◆ **GIVEN EXERCISE**
Output all lines exactly.

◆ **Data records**
= = = = = = =

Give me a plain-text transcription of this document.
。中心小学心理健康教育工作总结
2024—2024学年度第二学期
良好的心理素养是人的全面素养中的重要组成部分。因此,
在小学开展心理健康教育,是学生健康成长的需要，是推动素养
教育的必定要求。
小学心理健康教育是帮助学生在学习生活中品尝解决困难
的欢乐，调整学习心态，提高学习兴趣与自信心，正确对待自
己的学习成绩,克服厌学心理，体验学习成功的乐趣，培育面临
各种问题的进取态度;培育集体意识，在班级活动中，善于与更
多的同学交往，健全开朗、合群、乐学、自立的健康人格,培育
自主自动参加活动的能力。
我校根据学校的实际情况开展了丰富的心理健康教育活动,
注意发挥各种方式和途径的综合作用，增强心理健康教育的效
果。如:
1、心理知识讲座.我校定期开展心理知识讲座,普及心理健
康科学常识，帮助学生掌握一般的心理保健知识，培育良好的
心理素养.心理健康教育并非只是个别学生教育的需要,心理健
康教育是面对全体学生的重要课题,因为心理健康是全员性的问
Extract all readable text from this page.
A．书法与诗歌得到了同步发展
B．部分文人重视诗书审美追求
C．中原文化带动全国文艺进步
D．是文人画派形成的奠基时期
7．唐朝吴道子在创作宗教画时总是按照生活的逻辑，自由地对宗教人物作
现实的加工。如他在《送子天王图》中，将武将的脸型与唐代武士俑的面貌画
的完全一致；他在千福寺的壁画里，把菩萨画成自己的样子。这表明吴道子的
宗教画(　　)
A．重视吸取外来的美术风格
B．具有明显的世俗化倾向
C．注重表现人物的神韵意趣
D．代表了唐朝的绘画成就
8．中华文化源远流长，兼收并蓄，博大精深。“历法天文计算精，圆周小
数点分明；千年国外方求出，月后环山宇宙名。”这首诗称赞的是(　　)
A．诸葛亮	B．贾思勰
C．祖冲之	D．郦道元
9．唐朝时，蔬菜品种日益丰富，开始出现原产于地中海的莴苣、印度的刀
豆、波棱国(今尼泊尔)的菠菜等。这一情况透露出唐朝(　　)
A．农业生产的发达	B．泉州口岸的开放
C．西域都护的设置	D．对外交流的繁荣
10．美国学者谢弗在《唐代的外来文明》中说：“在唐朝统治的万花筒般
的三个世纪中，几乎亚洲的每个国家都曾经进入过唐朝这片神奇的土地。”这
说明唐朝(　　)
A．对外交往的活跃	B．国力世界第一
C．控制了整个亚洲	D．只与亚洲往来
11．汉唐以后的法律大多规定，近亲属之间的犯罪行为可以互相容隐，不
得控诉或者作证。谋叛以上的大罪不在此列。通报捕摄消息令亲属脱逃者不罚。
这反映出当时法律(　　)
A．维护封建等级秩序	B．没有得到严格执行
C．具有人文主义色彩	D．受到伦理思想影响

= = = = = = =

◆ **TASK RESPONSE**
Give me a plain-text transcription of this document.
。中心小学心理健康教育工作总结
2024—2024学年度第二学期
良好的心理素养是人的全面素养中的重要组成部分。因此,
在小学开展心理健康教育,是学生健康成长的需要，是推动素养
教育的必定要求。
小学心理健康教育是帮助学生在学习生活中品尝解决困难
的欢乐，调整学习心态，提高学习兴趣与自信心，正确对待自
己的学习成绩,克服厌学心理，体验学习成功的乐趣，培育面临
各种问题的进取态度;培育集体意识，在班级活动中，善于与更
多的同学交往，健全开朗、合群、乐学、自立的健康人格,培育
自主自动参加活动的能力。
我校根据学校的实际情况开展了丰富的心理健康教育活动,
注意发挥各种方式和途径的综合作用，增强心理健康教育的效
果。如:
1、心理知识讲座.我校定期开展心理知识讲座,普及心理健
康科学常识，帮助学生掌握一般的心理保健知识，培育良好的
心理素养.心理健康教育并非只是个别学生教育的需要,心理健
康教育是面对全体学生的重要课题,因为心理健康是全员性的问
Extract all readable text from this page.
A．书法与诗歌得到了同步发展
B．部分文人重视诗书审美追求
C．中原文化带动全国文艺进步
D．是文人画派形成的奠基时期
7．唐朝吴道子在创作宗教画时总是按照生活的逻辑，自由地对宗教人物作
现实的加工。如他在《送子天王图》中，将武将的脸型与唐代武士俑的面貌画
的完全一致；他在千福寺的壁画里，把菩萨画成自己的样子。这表明吴道子的
宗教画(　　)
A．重视吸取外来的美术风格
B．具有明显的世俗化倾向
C．注重表现人物的神韵意趣
D．代表了唐朝的绘画成就
8．中华文化源远流长，兼收并蓄，博大精深。“历法天文计算精，圆周小
数点分明；千年国外方求出，月后环山宇宙名。”这首诗称赞的是(　　)
A．诸葛亮	B．贾思勰
C．祖冲之	D．郦道元
9．唐朝时，蔬菜品种日益丰富，开始出现原产于地中海的莴苣、印度的刀
豆、波棱国(今尼泊尔)的菠菜等。这一情况透露出唐朝(　　)
A．农业生产的发达	B．泉州口岸的开放
C．西域都护的设置	D．对外交流的繁荣
10．美国学者谢弗在《唐代的外来文明》中说：“在唐朝统治的万花筒般
的三个世纪中，几乎亚洲的每个国家都曾经进入过唐朝这片神奇的土地。”这
说明唐朝(　　)
A．对外交往的活跃	B．国力世界第一
C．控制了整个亚洲	D．只与亚洲往来
11．汉唐以后的法律大多规定，近亲属之间的犯罪行为可以互相容隐，不
得控诉或者作证。谋叛以上的大罪不在此列。通报捕摄消息令亲属脱逃者不罚。
这反映出当时法律(　　)
A．维护封建等级秩序	B．没有得到严格执行
C．具有人文主义色彩	D．受到伦理思想影响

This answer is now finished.